> _EXERCISE_:
Copy all lines holding the word "content" from the entries.

> _AVAILABLE RECORDS_:

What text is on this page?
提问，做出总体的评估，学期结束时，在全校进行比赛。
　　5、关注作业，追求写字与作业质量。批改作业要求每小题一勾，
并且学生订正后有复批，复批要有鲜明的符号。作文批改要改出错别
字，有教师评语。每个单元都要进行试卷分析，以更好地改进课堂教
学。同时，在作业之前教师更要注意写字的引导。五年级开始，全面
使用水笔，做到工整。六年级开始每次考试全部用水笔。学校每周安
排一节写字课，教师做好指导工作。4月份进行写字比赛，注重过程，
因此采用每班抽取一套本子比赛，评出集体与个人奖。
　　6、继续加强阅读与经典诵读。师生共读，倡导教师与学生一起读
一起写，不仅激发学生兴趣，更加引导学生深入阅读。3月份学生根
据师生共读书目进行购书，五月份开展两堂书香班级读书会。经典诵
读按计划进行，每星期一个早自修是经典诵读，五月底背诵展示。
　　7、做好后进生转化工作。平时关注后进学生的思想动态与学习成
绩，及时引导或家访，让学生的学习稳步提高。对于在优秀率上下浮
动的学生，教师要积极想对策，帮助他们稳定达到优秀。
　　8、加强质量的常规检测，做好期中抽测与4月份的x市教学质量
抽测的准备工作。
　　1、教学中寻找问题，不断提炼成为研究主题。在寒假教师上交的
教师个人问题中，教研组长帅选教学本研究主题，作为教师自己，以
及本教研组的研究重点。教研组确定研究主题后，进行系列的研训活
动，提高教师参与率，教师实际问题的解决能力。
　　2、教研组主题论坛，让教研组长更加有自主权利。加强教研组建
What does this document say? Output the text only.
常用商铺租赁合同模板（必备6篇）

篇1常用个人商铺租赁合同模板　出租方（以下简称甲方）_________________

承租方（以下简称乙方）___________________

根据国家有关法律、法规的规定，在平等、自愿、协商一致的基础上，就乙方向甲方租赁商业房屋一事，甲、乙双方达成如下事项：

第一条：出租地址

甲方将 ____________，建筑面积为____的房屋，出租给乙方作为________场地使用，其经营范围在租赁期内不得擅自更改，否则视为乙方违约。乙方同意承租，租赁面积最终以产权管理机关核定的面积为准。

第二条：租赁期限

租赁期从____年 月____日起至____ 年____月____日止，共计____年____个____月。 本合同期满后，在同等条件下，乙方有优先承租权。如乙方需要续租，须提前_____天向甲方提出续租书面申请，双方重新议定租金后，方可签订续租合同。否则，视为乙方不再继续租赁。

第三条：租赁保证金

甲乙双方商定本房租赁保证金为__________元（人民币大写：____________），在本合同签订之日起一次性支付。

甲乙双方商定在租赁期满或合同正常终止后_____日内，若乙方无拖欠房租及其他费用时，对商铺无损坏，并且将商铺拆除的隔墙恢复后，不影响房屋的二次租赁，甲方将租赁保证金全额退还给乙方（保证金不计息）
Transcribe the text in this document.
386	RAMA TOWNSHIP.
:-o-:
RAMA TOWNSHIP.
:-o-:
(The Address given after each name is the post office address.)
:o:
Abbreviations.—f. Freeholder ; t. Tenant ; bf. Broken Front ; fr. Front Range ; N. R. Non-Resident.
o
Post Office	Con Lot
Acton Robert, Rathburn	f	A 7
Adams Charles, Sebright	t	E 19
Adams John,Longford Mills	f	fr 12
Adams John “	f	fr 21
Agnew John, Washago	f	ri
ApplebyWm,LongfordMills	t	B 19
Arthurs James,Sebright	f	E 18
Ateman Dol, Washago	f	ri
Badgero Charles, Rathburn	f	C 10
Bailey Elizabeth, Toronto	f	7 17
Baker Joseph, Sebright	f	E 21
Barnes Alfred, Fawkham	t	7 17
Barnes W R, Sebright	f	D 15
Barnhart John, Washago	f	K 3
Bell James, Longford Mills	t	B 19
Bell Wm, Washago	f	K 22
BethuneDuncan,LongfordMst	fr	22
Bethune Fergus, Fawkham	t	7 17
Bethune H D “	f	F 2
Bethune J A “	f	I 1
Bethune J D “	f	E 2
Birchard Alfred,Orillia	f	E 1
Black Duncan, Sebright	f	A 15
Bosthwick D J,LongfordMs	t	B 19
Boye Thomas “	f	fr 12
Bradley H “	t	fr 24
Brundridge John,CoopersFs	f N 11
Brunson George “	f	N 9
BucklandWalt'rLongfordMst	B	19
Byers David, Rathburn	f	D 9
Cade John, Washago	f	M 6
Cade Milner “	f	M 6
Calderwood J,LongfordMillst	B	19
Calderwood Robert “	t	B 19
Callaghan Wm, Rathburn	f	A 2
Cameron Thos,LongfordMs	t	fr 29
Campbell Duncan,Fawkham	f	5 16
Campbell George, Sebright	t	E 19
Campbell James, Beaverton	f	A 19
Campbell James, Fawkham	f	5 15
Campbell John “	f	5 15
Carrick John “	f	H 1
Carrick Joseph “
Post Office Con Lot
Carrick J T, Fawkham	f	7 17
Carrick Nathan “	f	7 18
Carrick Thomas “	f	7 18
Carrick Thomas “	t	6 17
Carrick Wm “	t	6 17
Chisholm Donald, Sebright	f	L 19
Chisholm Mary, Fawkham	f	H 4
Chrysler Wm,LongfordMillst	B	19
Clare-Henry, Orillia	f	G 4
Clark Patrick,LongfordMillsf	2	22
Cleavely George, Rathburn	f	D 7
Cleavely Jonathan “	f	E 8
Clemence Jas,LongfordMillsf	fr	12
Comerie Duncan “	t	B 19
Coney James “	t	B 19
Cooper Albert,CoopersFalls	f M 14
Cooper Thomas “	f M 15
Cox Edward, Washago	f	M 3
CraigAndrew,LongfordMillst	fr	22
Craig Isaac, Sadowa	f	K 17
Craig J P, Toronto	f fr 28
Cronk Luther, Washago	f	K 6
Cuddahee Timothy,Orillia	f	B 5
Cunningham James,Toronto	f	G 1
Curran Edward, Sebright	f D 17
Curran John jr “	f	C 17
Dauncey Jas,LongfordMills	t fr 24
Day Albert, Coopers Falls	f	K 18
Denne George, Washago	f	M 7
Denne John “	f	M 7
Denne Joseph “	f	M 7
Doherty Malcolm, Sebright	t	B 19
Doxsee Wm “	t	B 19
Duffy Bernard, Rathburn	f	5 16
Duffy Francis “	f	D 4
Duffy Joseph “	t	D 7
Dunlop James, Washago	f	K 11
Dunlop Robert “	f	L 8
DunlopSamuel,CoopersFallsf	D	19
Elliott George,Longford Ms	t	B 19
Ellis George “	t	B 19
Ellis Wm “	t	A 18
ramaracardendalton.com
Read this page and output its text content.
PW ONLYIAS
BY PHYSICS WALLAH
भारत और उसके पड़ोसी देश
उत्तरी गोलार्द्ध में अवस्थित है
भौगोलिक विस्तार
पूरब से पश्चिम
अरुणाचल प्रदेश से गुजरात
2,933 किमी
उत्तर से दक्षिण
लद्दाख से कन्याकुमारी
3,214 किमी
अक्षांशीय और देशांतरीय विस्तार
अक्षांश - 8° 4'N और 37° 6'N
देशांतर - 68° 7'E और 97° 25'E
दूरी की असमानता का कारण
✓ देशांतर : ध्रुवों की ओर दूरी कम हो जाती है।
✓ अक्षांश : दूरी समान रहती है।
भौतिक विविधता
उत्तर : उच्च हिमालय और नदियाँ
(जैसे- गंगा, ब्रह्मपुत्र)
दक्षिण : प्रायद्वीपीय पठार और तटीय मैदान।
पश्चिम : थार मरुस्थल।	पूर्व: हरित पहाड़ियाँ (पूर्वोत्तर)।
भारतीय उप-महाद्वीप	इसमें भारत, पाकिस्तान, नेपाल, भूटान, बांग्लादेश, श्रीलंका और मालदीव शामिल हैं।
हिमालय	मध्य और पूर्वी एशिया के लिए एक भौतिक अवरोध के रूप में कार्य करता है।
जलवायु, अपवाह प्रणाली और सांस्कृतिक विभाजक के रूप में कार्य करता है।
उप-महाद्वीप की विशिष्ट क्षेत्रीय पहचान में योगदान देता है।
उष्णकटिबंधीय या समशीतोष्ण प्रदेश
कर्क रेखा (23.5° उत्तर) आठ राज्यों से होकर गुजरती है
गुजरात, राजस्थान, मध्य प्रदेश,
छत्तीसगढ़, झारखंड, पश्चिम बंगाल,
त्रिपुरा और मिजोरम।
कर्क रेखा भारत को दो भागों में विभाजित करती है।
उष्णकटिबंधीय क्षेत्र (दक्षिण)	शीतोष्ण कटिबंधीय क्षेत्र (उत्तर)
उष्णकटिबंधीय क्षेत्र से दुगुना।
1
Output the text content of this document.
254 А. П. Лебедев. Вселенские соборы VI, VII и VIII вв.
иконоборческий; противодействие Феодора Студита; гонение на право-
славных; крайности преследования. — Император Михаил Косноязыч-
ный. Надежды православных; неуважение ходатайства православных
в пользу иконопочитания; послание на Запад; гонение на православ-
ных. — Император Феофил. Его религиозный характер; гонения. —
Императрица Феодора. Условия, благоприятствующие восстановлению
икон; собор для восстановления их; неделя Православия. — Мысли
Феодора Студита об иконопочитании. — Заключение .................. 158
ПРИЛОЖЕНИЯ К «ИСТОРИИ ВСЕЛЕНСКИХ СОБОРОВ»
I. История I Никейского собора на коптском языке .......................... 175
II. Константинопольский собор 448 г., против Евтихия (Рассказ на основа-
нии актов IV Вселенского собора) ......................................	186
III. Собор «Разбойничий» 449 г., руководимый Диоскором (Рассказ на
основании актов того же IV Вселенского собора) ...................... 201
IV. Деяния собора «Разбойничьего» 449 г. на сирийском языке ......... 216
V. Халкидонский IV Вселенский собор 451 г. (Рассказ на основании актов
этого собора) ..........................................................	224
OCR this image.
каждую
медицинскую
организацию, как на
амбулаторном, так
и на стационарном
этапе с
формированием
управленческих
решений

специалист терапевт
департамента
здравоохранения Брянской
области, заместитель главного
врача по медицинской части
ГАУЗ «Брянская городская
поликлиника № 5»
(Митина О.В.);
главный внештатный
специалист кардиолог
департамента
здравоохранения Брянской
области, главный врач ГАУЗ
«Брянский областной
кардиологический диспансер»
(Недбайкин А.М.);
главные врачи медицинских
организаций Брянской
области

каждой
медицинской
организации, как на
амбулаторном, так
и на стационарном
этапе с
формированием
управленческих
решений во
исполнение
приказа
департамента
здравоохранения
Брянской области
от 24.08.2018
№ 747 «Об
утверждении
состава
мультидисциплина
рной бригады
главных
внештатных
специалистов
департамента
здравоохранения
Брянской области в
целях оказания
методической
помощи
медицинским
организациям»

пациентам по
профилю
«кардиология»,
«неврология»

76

> _TASK RESPONSE_:
Read this page and output its text content.
Output the text content of this document.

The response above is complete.